> Short task: Reproduce the entries in full, with no changes.

> Extracted records:

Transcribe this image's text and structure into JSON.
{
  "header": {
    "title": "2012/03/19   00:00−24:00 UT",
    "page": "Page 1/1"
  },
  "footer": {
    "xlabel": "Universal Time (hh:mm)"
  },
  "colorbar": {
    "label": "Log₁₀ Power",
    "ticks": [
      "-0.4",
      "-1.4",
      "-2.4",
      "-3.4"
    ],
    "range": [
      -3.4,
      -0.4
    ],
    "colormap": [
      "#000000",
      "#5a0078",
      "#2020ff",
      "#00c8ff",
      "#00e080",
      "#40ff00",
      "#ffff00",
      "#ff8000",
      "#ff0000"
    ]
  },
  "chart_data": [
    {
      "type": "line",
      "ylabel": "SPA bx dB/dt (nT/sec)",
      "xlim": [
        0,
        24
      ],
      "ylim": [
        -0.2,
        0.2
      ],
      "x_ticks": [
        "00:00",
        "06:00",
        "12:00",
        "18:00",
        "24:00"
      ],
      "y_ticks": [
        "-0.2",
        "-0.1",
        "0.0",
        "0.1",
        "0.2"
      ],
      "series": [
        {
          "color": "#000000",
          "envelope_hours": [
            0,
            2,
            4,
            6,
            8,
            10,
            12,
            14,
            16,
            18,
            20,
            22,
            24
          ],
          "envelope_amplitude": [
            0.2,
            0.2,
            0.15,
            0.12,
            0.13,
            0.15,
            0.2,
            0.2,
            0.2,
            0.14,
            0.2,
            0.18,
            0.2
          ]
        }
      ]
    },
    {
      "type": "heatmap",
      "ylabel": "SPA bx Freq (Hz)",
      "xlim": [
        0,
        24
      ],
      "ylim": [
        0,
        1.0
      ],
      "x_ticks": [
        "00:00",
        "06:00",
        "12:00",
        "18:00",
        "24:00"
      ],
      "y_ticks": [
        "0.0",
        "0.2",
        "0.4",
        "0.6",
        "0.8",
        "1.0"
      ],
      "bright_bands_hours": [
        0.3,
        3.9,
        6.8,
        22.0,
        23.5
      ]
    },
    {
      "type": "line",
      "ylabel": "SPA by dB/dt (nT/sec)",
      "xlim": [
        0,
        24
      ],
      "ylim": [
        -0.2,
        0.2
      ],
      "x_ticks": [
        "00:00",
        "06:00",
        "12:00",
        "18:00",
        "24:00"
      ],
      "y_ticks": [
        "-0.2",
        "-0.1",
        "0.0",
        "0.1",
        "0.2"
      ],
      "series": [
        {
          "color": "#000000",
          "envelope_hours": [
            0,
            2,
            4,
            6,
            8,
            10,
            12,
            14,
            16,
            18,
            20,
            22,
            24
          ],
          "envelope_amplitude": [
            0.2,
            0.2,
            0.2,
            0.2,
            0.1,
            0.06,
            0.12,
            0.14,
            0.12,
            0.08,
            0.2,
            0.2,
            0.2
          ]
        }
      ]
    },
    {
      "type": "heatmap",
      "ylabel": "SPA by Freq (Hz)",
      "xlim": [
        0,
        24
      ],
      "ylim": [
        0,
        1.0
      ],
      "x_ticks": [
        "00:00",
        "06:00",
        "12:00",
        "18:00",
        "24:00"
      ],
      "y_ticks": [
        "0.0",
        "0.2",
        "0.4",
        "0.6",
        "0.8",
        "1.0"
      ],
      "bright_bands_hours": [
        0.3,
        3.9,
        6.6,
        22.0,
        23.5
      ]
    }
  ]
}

> Solved exercise:
Transcribe this image's text and structure into JSON.
{
  "header": {
    "title": "2012/03/19   00:00−24:00 UT",
    "page": "Page 1/1"
  },
  "footer": {
    "xlabel": "Universal Time (hh:mm)"
  },
  "colorbar": {
    "label": "Log₁₀ Power",
    "ticks": [
      "-0.4",
      "-1.4",
      "-2.4",
      "-3.4"
    ],
    "range": [
      -3.4,
      -0.4
    ],
    "colormap": [
      "#000000",
      "#5a0078",
      "#2020ff",
      "#00c8ff",
      "#00e080",
      "#40ff00",
      "#ffff00",
      "#ff8000",
      "#ff0000"
    ]
  },
  "chart_data": [
    {
      "type": "line",
      "ylabel": "SPA bx dB/dt (nT/sec)",
      "xlim": [
        0,
        24
      ],
      "ylim": [
        -0.2,
        0.2
      ],
      "x_ticks": [
        "00:00",
        "06:00",
        "12:00",
        "18:00",
        "24:00"
      ],
      "y_ticks": [
        "-0.2",
        "-0.1",
        "0.0",
        "0.1",
        "0.2"
      ],
      "series": [
        {
          "color": "#000000",
          "envelope_hours": [
            0,
            2,
            4,
            6,
            8,
            10,
            12,
            14,
            16,
            18,
            20,
            22,
            24
          ],
          "envelope_amplitude": [
            0.2,
            0.2,
            0.15,
            0.12,
            0.13,
            0.15,
            0.2,
            0.2,
            0.2,
            0.14,
            0.2,
            0.18,
            0.2
          ]
        }
      ]
    },
    {
      "type": "heatmap",
      "ylabel": "SPA bx Freq (Hz)",
      "xlim": [
        0,
        24
      ],
      "ylim": [
        0,
        1.0
      ],
      "x_ticks": [
        "00:00",
        "06:00",
        "12:00",
        "18:00",
        "24:00"
      ],
      "y_ticks": [
        "0.0",
        "0.2",
        "0.4",
        "0.6",
        "0.8",
        "1.0"
      ],
      "bright_bands_hours": [
        0.3,
        3.9,
        6.8,
        22.0,
        23.5
      ]
    },
    {
      "type": "line",
      "ylabel": "SPA by dB/dt (nT/sec)",
      "xlim": [
        0,
        24
      ],
      "ylim": [
        -0.2,
        0.2
      ],
      "x_ticks": [
        "00:00",
        "06:00",
        "12:00",
        "18:00",
        "24:00"
      ],
      "y_ticks": [
        "-0.2",
        "-0.1",
        "0.0",
        "0.1",
        "0.2"
      ],
      "series": [
        {
          "color": "#000000",
          "envelope_hours": [
            0,
            2,
            4,
            6,
            8,
            10,
            12,
            14,
            16,
            18,
            20,
            22,
            24
          ],
          "envelope_amplitude": [
            0.2,
            0.2,
            0.2,
            0.2,
            0.1,
            0.06,
            0.12,
            0.14,
            0.12,
            0.08,
            0.2,
            0.2,
            0.2
          ]
        }
      ]
    },
    {
      "type": "heatmap",
      "ylabel": "SPA by Freq (Hz)",
      "xlim": [
        0,
        24
      ],
      "ylim": [
        0,
        1.0
      ],
      "x_ticks": [
        "00:00",
        "06:00",
        "12:00",
        "18:00",
        "24:00"
      ],
      "y_ticks": [
        "0.0",
        "0.2",
        "0.4",
        "0.6",
        "0.8",
        "1.0"
      ],
      "bright_bands_hours": [
        0.3,
        3.9,
        6.6,
        22.0,
        23.5
      ]
    }
  ]
}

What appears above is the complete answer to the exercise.